--- Written instruction ---
Look through the material below. Copy every line with the string "applicable" in it.

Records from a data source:
--*--

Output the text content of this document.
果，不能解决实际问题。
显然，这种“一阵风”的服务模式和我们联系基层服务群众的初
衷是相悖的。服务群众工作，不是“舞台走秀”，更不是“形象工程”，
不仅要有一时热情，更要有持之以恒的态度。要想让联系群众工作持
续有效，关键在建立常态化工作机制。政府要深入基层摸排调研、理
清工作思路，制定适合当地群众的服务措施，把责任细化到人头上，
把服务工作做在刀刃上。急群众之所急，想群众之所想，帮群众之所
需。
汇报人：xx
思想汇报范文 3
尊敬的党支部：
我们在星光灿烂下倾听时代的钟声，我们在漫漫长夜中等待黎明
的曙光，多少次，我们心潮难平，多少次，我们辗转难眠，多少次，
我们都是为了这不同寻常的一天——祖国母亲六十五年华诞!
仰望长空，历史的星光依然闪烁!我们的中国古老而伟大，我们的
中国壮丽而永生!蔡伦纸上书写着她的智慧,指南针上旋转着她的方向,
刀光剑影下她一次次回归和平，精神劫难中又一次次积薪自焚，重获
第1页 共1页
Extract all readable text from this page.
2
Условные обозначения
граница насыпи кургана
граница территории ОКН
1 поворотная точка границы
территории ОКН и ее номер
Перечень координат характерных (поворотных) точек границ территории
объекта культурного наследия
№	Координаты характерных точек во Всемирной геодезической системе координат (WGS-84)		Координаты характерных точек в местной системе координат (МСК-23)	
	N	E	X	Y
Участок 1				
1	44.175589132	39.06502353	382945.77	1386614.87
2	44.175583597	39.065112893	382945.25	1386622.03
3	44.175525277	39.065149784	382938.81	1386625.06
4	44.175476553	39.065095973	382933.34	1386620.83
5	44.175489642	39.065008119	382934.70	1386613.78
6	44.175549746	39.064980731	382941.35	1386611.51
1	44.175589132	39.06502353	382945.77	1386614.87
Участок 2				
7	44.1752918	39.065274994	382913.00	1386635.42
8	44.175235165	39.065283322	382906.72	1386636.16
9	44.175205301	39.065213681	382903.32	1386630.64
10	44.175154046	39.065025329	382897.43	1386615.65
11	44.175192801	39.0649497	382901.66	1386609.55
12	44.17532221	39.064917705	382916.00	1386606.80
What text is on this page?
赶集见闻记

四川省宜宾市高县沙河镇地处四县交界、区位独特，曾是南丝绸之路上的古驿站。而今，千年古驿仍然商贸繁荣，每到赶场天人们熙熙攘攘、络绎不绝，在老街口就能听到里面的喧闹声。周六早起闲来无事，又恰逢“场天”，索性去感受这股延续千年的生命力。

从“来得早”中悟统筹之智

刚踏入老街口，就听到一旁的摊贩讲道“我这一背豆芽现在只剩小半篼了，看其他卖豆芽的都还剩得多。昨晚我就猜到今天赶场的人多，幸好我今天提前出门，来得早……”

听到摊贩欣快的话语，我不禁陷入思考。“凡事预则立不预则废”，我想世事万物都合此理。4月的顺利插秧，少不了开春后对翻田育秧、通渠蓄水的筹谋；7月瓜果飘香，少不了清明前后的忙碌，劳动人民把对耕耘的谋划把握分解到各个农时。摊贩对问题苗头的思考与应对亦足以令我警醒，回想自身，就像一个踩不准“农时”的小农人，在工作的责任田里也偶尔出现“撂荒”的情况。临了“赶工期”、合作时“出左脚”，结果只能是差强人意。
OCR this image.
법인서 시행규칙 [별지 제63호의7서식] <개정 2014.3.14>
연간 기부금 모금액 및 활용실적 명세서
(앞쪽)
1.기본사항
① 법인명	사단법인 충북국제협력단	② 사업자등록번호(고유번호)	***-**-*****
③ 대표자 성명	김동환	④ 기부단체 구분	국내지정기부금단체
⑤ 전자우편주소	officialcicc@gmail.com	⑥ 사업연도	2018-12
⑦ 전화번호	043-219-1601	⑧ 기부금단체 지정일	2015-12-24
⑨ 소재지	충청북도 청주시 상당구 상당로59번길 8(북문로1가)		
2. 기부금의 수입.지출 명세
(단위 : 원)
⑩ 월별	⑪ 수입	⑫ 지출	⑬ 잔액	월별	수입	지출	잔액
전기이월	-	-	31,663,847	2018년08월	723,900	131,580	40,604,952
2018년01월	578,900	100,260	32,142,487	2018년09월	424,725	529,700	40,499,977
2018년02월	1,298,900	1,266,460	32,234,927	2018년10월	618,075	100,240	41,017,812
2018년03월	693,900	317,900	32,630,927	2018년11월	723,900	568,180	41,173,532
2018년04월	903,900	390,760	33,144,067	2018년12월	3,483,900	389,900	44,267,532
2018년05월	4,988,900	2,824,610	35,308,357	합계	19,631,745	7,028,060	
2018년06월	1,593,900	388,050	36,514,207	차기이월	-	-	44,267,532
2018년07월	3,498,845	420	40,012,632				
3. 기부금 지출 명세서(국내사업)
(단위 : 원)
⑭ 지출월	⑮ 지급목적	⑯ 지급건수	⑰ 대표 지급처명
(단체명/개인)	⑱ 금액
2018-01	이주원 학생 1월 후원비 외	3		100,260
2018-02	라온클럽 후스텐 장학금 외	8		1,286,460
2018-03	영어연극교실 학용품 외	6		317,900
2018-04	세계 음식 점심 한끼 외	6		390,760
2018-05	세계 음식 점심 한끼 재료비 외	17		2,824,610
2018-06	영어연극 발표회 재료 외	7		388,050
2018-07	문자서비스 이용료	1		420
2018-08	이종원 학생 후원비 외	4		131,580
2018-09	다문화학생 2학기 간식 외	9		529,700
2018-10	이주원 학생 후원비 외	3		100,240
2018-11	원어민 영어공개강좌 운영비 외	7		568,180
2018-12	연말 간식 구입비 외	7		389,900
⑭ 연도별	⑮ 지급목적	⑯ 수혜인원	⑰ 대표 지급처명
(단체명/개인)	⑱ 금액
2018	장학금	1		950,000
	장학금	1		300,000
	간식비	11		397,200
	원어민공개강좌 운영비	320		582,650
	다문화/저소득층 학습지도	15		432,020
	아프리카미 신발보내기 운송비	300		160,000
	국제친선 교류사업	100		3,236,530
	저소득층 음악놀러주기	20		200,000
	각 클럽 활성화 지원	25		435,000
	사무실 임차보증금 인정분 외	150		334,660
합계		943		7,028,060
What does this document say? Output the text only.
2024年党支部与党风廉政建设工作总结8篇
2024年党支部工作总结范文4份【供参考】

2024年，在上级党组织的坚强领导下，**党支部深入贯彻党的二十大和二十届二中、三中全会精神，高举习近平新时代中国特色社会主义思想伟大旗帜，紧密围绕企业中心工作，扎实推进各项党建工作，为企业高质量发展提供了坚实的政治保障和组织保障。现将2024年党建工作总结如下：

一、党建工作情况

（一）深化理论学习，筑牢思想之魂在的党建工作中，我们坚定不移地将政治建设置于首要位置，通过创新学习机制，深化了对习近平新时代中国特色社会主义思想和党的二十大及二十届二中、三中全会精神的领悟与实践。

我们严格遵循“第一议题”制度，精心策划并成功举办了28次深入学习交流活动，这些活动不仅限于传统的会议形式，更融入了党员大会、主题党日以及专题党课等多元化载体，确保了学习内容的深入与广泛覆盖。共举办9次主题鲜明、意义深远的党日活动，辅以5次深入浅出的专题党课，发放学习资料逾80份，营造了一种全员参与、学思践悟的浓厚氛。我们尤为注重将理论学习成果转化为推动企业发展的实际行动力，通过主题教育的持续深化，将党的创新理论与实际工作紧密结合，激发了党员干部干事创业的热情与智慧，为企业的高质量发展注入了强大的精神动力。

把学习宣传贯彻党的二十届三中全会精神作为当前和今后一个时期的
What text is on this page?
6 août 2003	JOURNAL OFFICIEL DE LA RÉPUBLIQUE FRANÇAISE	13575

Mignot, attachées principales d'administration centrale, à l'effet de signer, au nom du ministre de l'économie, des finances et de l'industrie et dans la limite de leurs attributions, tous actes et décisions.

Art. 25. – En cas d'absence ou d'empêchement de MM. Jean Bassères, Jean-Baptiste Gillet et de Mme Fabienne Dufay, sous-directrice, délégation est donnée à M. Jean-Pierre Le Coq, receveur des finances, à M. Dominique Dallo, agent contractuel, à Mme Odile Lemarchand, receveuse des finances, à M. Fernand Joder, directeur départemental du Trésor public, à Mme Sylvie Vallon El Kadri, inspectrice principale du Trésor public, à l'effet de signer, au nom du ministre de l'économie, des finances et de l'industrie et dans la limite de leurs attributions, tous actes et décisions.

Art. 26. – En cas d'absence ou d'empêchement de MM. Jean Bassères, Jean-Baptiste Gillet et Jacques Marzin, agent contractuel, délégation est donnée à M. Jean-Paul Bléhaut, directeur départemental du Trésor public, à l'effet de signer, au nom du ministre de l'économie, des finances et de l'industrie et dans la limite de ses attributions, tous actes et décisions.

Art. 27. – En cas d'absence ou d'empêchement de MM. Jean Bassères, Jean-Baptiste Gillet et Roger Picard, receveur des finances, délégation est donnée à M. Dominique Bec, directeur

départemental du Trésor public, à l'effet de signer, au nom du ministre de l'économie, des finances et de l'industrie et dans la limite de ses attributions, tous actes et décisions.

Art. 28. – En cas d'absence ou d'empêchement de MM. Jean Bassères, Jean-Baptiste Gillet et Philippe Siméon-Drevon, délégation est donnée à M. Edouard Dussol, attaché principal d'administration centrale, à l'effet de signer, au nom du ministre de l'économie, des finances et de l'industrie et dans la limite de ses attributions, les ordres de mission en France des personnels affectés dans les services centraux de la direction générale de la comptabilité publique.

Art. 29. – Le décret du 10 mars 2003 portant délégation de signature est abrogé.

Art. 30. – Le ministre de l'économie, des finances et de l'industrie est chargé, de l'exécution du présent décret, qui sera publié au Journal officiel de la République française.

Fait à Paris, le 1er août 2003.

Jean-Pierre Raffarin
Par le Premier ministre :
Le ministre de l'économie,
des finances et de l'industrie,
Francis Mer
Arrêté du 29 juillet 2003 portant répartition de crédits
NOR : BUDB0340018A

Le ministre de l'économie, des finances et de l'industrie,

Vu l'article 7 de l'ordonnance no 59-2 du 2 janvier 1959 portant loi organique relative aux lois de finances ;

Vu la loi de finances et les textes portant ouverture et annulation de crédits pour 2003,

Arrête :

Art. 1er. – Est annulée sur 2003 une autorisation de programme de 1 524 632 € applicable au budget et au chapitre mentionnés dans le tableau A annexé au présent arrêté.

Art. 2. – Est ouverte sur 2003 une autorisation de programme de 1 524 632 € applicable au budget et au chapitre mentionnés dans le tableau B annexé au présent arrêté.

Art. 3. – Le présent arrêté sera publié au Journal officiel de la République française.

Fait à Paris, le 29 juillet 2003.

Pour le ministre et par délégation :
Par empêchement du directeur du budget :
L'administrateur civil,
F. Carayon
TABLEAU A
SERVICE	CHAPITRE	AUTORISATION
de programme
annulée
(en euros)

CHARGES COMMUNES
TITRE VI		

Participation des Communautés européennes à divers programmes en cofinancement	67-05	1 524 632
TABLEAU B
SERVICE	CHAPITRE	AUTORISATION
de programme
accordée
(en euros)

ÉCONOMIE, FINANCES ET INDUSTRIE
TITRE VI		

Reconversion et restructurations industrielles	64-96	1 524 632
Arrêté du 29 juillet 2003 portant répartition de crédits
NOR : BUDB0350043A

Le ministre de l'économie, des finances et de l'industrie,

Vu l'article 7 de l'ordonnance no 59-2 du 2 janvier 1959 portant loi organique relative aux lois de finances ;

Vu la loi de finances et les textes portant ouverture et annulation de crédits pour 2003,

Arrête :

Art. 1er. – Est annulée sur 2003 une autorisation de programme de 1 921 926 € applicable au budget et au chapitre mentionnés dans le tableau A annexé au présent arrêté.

--*--

--- Result ---
Art. 1er. – Est annulée sur 2003 une autorisation de programme de 1 524 632 € applicable au budget et au chapitre mentionnés dans le tableau A annexé au présent arrêté.
Art. 2. – Est ouverte sur 2003 une autorisation de programme de 1 524 632 € applicable au budget et au chapitre mentionnés dans le tableau B annexé au présent arrêté.
Art. 1er. – Est annulée sur 2003 une autorisation de programme de 1 921 926 € applicable au budget et au chapitre mentionnés dans le tableau A annexé au présent arrêté.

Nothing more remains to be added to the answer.